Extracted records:

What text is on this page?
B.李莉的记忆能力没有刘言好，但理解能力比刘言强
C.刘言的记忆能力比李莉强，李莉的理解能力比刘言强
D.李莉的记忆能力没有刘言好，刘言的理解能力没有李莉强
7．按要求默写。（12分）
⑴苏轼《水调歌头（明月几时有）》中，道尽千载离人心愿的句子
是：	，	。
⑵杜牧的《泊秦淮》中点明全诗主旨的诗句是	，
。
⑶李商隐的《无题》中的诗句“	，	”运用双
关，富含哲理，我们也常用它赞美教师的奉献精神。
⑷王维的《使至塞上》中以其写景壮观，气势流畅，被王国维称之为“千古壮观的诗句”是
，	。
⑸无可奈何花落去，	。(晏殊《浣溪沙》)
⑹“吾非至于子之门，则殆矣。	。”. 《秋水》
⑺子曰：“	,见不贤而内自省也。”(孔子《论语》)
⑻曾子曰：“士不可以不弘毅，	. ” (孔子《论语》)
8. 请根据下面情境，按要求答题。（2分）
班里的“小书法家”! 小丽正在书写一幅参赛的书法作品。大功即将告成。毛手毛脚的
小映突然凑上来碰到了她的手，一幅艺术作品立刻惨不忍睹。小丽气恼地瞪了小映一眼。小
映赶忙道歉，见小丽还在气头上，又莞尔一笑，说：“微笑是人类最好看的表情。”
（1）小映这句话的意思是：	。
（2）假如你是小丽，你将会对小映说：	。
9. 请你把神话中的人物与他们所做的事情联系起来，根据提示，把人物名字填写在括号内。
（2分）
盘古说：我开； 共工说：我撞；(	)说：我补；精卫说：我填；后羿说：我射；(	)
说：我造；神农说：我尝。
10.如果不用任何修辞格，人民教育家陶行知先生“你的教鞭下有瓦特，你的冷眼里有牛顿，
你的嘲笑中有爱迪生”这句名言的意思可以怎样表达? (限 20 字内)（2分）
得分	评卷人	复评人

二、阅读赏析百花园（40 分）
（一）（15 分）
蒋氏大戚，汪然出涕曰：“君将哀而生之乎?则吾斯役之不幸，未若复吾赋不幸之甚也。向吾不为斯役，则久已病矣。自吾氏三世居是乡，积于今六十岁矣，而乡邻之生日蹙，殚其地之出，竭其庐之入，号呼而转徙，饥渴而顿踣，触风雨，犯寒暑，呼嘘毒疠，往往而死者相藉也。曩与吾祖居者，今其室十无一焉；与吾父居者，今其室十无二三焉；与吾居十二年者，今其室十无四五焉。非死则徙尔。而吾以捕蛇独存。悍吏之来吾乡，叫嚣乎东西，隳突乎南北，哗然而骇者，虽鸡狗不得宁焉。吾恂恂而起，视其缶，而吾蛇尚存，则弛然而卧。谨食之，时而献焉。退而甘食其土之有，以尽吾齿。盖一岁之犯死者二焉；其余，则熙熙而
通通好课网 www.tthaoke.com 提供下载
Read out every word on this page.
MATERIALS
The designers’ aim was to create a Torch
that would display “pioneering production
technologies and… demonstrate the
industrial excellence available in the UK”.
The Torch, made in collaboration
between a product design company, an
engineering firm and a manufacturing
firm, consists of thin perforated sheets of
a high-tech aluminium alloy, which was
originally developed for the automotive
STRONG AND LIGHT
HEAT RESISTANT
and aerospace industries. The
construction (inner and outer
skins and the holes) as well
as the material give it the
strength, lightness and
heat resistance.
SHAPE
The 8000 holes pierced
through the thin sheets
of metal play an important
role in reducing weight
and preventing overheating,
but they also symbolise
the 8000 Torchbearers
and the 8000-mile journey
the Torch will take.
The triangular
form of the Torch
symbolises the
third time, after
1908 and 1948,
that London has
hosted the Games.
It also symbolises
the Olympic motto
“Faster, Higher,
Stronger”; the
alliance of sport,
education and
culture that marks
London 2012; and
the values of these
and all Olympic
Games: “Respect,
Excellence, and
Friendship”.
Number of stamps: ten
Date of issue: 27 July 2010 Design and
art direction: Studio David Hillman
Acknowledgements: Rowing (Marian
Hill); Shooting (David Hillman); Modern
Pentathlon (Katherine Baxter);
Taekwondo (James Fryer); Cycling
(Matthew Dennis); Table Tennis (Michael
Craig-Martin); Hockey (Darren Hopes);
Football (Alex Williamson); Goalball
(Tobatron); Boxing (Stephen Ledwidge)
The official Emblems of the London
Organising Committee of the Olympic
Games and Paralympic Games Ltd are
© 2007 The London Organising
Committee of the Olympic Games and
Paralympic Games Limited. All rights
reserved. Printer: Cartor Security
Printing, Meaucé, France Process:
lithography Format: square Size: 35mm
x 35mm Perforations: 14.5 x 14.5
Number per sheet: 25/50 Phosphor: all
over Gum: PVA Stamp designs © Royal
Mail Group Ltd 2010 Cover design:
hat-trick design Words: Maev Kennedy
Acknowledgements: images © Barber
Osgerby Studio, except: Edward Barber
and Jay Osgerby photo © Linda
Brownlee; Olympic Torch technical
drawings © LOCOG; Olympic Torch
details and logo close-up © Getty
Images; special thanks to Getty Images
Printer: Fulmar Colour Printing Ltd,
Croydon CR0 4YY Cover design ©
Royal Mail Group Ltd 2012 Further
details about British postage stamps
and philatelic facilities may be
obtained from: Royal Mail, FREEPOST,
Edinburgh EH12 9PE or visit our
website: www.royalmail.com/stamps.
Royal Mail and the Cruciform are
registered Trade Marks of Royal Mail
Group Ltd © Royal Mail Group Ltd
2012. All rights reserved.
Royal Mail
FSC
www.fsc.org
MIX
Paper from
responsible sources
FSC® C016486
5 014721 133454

Objective: Show the lines of the data that hold the word "Hillman".

The response:
art direction: Studio David Hillman
Hill); Shooting (David Hillman); Modern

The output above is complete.